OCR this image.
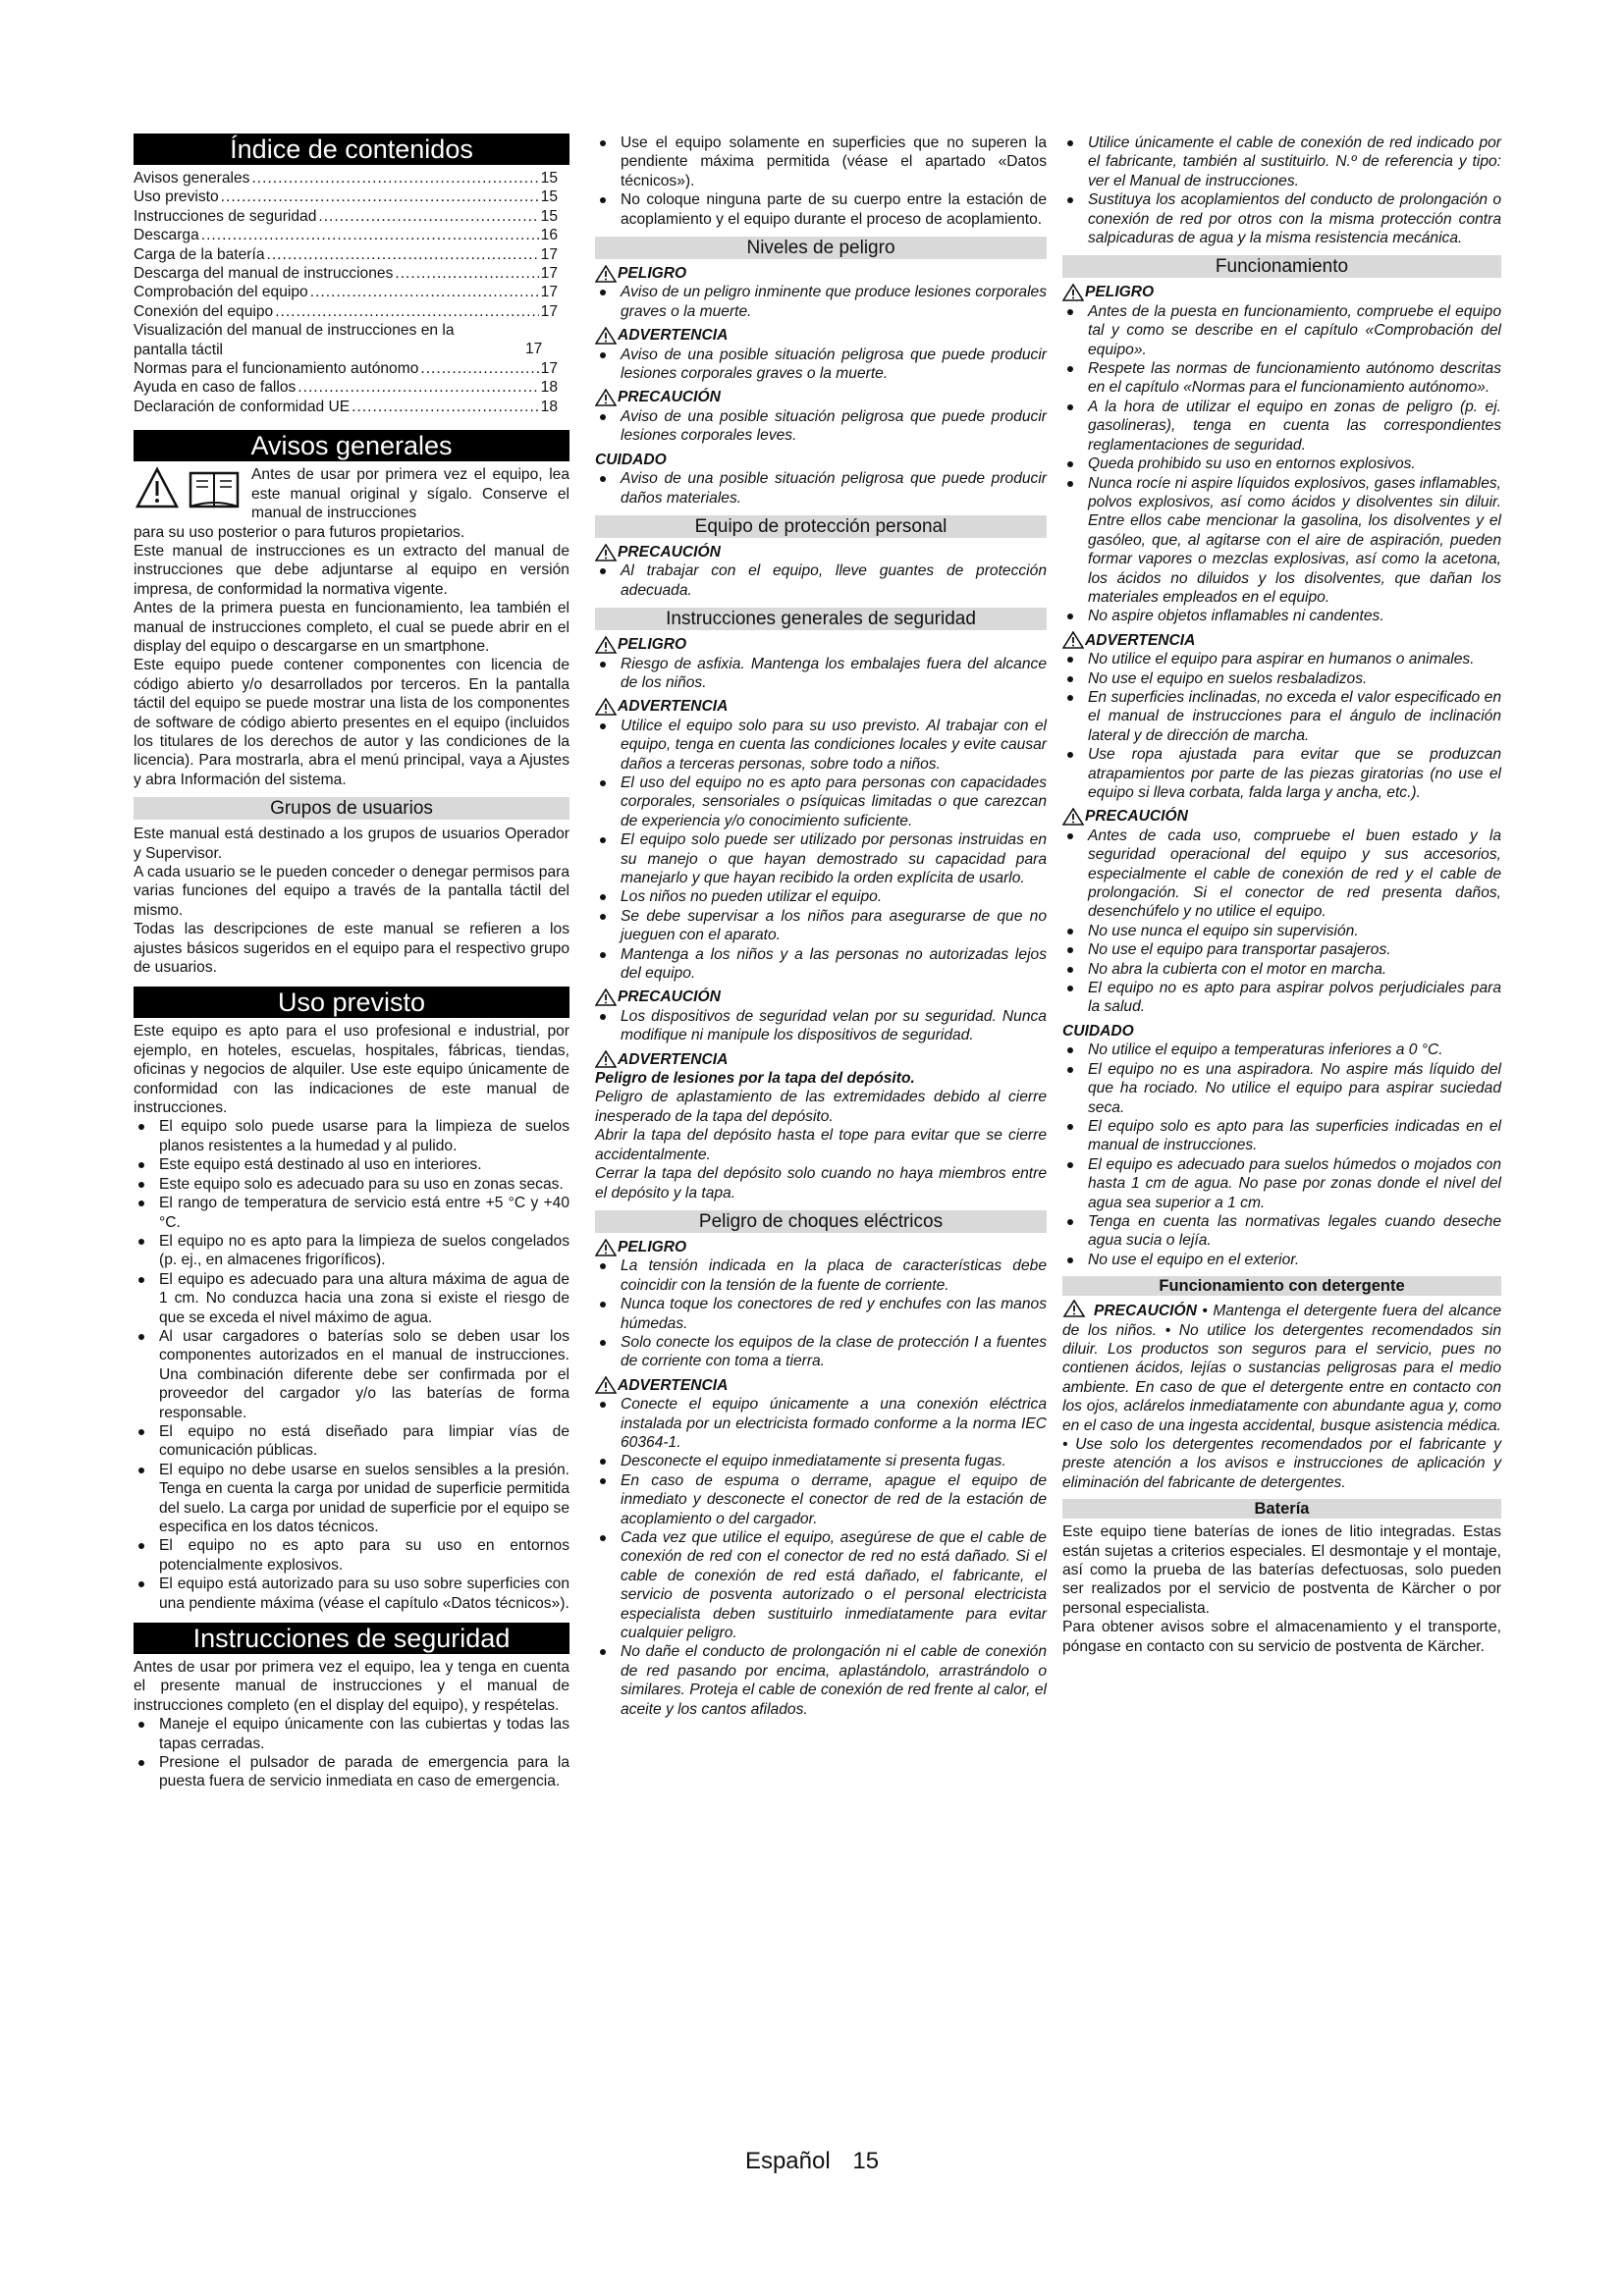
Índice de contenidos
Avisos generales .....	15
Uso previsto .....	15
Instrucciones de seguridad .....	15
Descarga .....	16
Carga de la batería .....	17
Descarga del manual de instrucciones .....	17
Comprobación del equipo .....	17
Conexión del equipo .....	17
Visualización del manual de instrucciones en la pantalla táctil	17
Normas para el funcionamiento autónomo .....	17
Ayuda en caso de fallos .....	18
Declaración de conformidad UE .....	18
Avisos generales

Antes de usar por primera vez el equipo, lea este manual original y sígalo. Conserve el manual de instrucciones

para su uso posterior o para futuros propietarios.

Este manual de instrucciones es un extracto del manual de instrucciones que debe adjuntarse al equipo en versión impresa, de conformidad la normativa vigente.

Antes de la primera puesta en funcionamiento, lea también el manual de instrucciones completo, el cual se puede abrir en el display del equipo o descargarse en un smartphone.

Este equipo puede contener componentes con licencia de código abierto y/o desarrollados por terceros. En la pantalla táctil del equipo se puede mostrar una lista de los componentes de software de código abierto presentes en el equipo (incluidos los titulares de los derechos de autor y las condiciones de la licencia). Para mostrarla, abra el menú principal, vaya a Ajustes y abra Información del sistema.

Grupos de usuarios

Este manual está destinado a los grupos de usuarios Operador y Supervisor.

A cada usuario se le pueden conceder o denegar permisos para varias funciones del equipo a través de la pantalla táctil del mismo.

Todas las descripciones de este manual se refieren a los ajustes básicos sugeridos en el equipo para el respectivo grupo de usuarios.

Uso previsto

Este equipo es apto para el uso profesional e industrial, por ejemplo, en hoteles, escuelas, hospitales, fábricas, tiendas, oficinas y negocios de alquiler. Use este equipo únicamente de conformidad con las indicaciones de este manual de instrucciones.

El equipo solo puede usarse para la limpieza de suelos planos resistentes a la humedad y al pulido.
Este equipo está destinado al uso en interiores.
Este equipo solo es adecuado para su uso en zonas secas.
El rango de temperatura de servicio está entre +5 °C y +40 °C.
El equipo no es apto para la limpieza de suelos congelados (p. ej., en almacenes frigoríficos).
El equipo es adecuado para una altura máxima de agua de 1 cm. No conduzca hacia una zona si existe el riesgo de que se exceda el nivel máximo de agua.
Al usar cargadores o baterías solo se deben usar los componentes autorizados en el manual de instrucciones. Una combinación diferente debe ser confirmada por el proveedor del cargador y/o las baterías de forma responsable.
El equipo no está diseñado para limpiar vías de comunicación públicas.
El equipo no debe usarse en suelos sensibles a la presión. Tenga en cuenta la carga por unidad de superficie permitida del suelo. La carga por unidad de superficie por el equipo se especifica en los datos técnicos.
El equipo no es apto para su uso en entornos potencialmente explosivos.
El equipo está autorizado para su uso sobre superficies con una pendiente máxima (véase el capítulo «Datos técnicos»).
Instrucciones de seguridad

Antes de usar por primera vez el equipo, lea y tenga en cuenta el presente manual de instrucciones y el manual de instrucciones completo (en el display del equipo), y respételas.

Maneje el equipo únicamente con las cubiertas y todas las tapas cerradas.
Presione el pulsador de parada de emergencia para la puesta fuera de servicio inmediata en caso de emergencia.
Use el equipo solamente en superficies que no superen la pendiente máxima permitida (véase el apartado «Datos técnicos»).
No coloque ninguna parte de su cuerpo entre la estación de acoplamiento y el equipo durante el proceso de acoplamiento.
Niveles de peligro
PELIGRO
Aviso de un peligro inminente que produce lesiones corporales graves o la muerte.
ADVERTENCIA
Aviso de una posible situación peligrosa que puede producir lesiones corporales graves o la muerte.
PRECAUCIÓN
Aviso de una posible situación peligrosa que puede producir lesiones corporales leves.
CUIDADO
Aviso de una posible situación peligrosa que puede producir daños materiales.
Equipo de protección personal
PRECAUCIÓN
Al trabajar con el equipo, lleve guantes de protección adecuada.
Instrucciones generales de seguridad
PELIGRO
Riesgo de asfixia. Mantenga los embalajes fuera del alcance de los niños.
ADVERTENCIA
Utilice el equipo solo para su uso previsto. Al trabajar con el equipo, tenga en cuenta las condiciones locales y evite causar daños a terceras personas, sobre todo a niños.
El uso del equipo no es apto para personas con capacidades corporales, sensoriales o psíquicas limitadas o que carezcan de experiencia y/o conocimiento suficiente.
El equipo solo puede ser utilizado por personas instruidas en su manejo o que hayan demostrado su capacidad para manejarlo y que hayan recibido la orden explícita de usarlo.
Los niños no pueden utilizar el equipo.
Se debe supervisar a los niños para asegurarse de que no jueguen con el aparato.
Mantenga a los niños y a las personas no autorizadas lejos del equipo.
PRECAUCIÓN
Los dispositivos de seguridad velan por su seguridad. Nunca modifique ni manipule los dispositivos de seguridad.
ADVERTENCIA

Peligro de lesiones por la tapa del depósito.

Peligro de aplastamiento de las extremidades debido al cierre inesperado de la tapa del depósito.

Abrir la tapa del depósito hasta el tope para evitar que se cierre accidentalmente.

Cerrar la tapa del depósito solo cuando no haya miembros entre el depósito y la tapa.

Peligro de choques eléctricos
PELIGRO
La tensión indicada en la placa de características debe coincidir con la tensión de la fuente de corriente.
Nunca toque los conectores de red y enchufes con las manos húmedas.
Solo conecte los equipos de la clase de protección I a fuentes de corriente con toma a tierra.
ADVERTENCIA
Conecte el equipo únicamente a una conexión eléctrica instalada por un electricista formado conforme a la norma IEC 60364-1.
Desconecte el equipo inmediatamente si presenta fugas.
En caso de espuma o derrame, apague el equipo de inmediato y desconecte el conector de red de la estación de acoplamiento o del cargador.
Cada vez que utilice el equipo, asegúrese de que el cable de conexión de red con el conector de red no está dañado. Si el cable de conexión de red está dañado, el fabricante, el servicio de posventa autorizado o el personal electricista especialista deben sustituirlo inmediatamente para evitar cualquier peligro.
No dañe el conducto de prolongación ni el cable de conexión de red pasando por encima, aplastándolo, arrastrándolo o similares. Proteja el cable de conexión de red frente al calor, el aceite y los cantos afilados.
Utilice únicamente el cable de conexión de red indicado por el fabricante, también al sustituirlo. N.º de referencia y tipo: ver el Manual de instrucciones.
Sustituya los acoplamientos del conducto de prolongación o conexión de red por otros con la misma protección contra salpicaduras de agua y la misma resistencia mecánica.
Funcionamiento
PELIGRO
Antes de la puesta en funcionamiento, compruebe el equipo tal y como se describe en el capítulo «Comprobación del equipo».
Respete las normas de funcionamiento autónomo descritas en el capítulo «Normas para el funcionamiento autónomo».
A la hora de utilizar el equipo en zonas de peligro (p. ej. gasolineras), tenga en cuenta las correspondientes reglamentaciones de seguridad.
Queda prohibido su uso en entornos explosivos.
Nunca rocíe ni aspire líquidos explosivos, gases inflamables, polvos explosivos, así como ácidos y disolventes sin diluir. Entre ellos cabe mencionar la gasolina, los disolventes y el gasóleo, que, al agitarse con el aire de aspiración, pueden formar vapores o mezclas explosivas, así como la acetona, los ácidos no diluidos y los disolventes, que dañan los materiales empleados en el equipo.
No aspire objetos inflamables ni candentes.
ADVERTENCIA
No utilice el equipo para aspirar en humanos o animales.
No use el equipo en suelos resbaladizos.
En superficies inclinadas, no exceda el valor especificado en el manual de instrucciones para el ángulo de inclinación lateral y de dirección de marcha.
Use ropa ajustada para evitar que se produzcan atrapamientos por parte de las piezas giratorias (no use el equipo si lleva corbata, falda larga y ancha, etc.).
PRECAUCIÓN
Antes de cada uso, compruebe el buen estado y la seguridad operacional del equipo y sus accesorios, especialmente el cable de conexión de red y el cable de prolongación. Si el conector de red presenta daños, desenchúfelo y no utilice el equipo.
No use nunca el equipo sin supervisión.
No use el equipo para transportar pasajeros.
No abra la cubierta con el motor en marcha.
El equipo no es apto para aspirar polvos perjudiciales para la salud.
CUIDADO
No utilice el equipo a temperaturas inferiores a 0 °C.
El equipo no es una aspiradora. No aspire más líquido del que ha rociado. No utilice el equipo para aspirar suciedad seca.
El equipo solo es apto para las superficies indicadas en el manual de instrucciones.
El equipo es adecuado para suelos húmedos o mojados con hasta 1 cm de agua. No pase por zonas donde el nivel del agua sea superior a 1 cm.
Tenga en cuenta las normativas legales cuando deseche agua sucia o lejía.
No use el equipo en el exterior.
Funcionamiento con detergente

PRECAUCIÓN • Mantenga el detergente fuera del alcance de los niños. • No utilice los detergentes recomendados sin diluir. Los productos son seguros para el servicio, pues no contienen ácidos, lejías o sustancias peligrosas para el medio ambiente. En caso de que el detergente entre en contacto con los ojos, aclárelos inmediatamente con abundante agua y, como en el caso de una ingesta accidental, busque asistencia médica. • Use solo los detergentes recomendados por el fabricante y preste atención a los avisos e instrucciones de aplicación y eliminación del fabricante de detergentes.

Batería

Este equipo tiene baterías de iones de litio integradas. Estas están sujetas a criterios especiales. El desmontaje y el montaje, así como la prueba de las baterías defectuosas, solo pueden ser realizados por el servicio de postventa de Kärcher o por personal especialista.

Para obtener avisos sobre el almacenamiento y el transporte, póngase en contacto con su servicio de postventa de Kärcher.

Español 15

REQUEST
Show all lines from the data above in which the word "trabajar" appears.

OUTPUT FOR THIS TASK
Al trabajar con el equipo, lleve guantes de protección adecuada.
Utilice el equipo solo para su uso previsto. Al trabajar con el equipo, tenga en cuenta las condiciones locales y evite causar daños a terceras personas, sobre todo a niños.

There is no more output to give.